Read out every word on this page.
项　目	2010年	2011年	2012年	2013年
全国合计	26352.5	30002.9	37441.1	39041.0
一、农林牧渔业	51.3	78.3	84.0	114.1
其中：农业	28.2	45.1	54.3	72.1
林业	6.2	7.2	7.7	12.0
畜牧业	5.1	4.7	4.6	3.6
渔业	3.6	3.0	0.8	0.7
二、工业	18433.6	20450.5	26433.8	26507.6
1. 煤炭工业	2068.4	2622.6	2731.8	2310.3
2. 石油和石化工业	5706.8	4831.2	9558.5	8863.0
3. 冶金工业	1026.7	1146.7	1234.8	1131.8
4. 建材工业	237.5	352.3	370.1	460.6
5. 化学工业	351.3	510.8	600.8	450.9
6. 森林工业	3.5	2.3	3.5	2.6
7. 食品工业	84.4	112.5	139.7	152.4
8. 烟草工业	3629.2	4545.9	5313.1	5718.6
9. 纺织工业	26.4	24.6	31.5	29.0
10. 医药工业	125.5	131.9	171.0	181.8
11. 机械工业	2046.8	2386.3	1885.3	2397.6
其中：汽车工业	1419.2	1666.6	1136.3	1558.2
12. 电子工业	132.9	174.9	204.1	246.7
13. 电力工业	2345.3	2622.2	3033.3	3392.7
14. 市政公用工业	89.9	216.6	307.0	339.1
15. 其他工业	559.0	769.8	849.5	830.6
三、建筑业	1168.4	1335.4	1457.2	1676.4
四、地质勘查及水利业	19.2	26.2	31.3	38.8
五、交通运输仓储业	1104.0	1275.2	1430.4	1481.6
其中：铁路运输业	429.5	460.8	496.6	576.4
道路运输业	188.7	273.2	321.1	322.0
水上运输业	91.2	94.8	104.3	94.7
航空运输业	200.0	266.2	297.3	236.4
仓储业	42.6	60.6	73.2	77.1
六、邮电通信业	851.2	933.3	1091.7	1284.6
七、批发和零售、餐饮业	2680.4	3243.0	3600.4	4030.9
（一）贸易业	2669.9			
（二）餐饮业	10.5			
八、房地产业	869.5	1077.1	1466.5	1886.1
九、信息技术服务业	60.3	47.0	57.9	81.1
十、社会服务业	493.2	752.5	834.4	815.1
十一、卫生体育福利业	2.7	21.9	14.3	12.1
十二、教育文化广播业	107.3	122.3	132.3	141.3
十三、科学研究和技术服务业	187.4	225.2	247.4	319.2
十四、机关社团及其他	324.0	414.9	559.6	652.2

==============================

PROBLEM DESCRIPTION: Output each record exactly, leaving nothing out.

EXERCISE ANSWER:
Read out every word on this page.
项　目	2010年	2011年	2012年	2013年
全国合计	26352.5	30002.9	37441.1	39041.0
一、农林牧渔业	51.3	78.3	84.0	114.1
其中：农业	28.2	45.1	54.3	72.1
林业	6.2	7.2	7.7	12.0
畜牧业	5.1	4.7	4.6	3.6
渔业	3.6	3.0	0.8	0.7
二、工业	18433.6	20450.5	26433.8	26507.6
1. 煤炭工业	2068.4	2622.6	2731.8	2310.3
2. 石油和石化工业	5706.8	4831.2	9558.5	8863.0
3. 冶金工业	1026.7	1146.7	1234.8	1131.8
4. 建材工业	237.5	352.3	370.1	460.6
5. 化学工业	351.3	510.8	600.8	450.9
6. 森林工业	3.5	2.3	3.5	2.6
7. 食品工业	84.4	112.5	139.7	152.4
8. 烟草工业	3629.2	4545.9	5313.1	5718.6
9. 纺织工业	26.4	24.6	31.5	29.0
10. 医药工业	125.5	131.9	171.0	181.8
11. 机械工业	2046.8	2386.3	1885.3	2397.6
其中：汽车工业	1419.2	1666.6	1136.3	1558.2
12. 电子工业	132.9	174.9	204.1	246.7
13. 电力工业	2345.3	2622.2	3033.3	3392.7
14. 市政公用工业	89.9	216.6	307.0	339.1
15. 其他工业	559.0	769.8	849.5	830.6
三、建筑业	1168.4	1335.4	1457.2	1676.4
四、地质勘查及水利业	19.2	26.2	31.3	38.8
五、交通运输仓储业	1104.0	1275.2	1430.4	1481.6
其中：铁路运输业	429.5	460.8	496.6	576.4
道路运输业	188.7	273.2	321.1	322.0
水上运输业	91.2	94.8	104.3	94.7
航空运输业	200.0	266.2	297.3	236.4
仓储业	42.6	60.6	73.2	77.1
六、邮电通信业	851.2	933.3	1091.7	1284.6
七、批发和零售、餐饮业	2680.4	3243.0	3600.4	4030.9
（一）贸易业	2669.9			
（二）餐饮业	10.5			
八、房地产业	869.5	1077.1	1466.5	1886.1
九、信息技术服务业	60.3	47.0	57.9	81.1
十、社会服务业	493.2	752.5	834.4	815.1
十一、卫生体育福利业	2.7	21.9	14.3	12.1
十二、教育文化广播业	107.3	122.3	132.3	141.3
十三、科学研究和技术服务业	187.4	225.2	247.4	319.2
十四、机关社团及其他	324.0	414.9	559.6	652.2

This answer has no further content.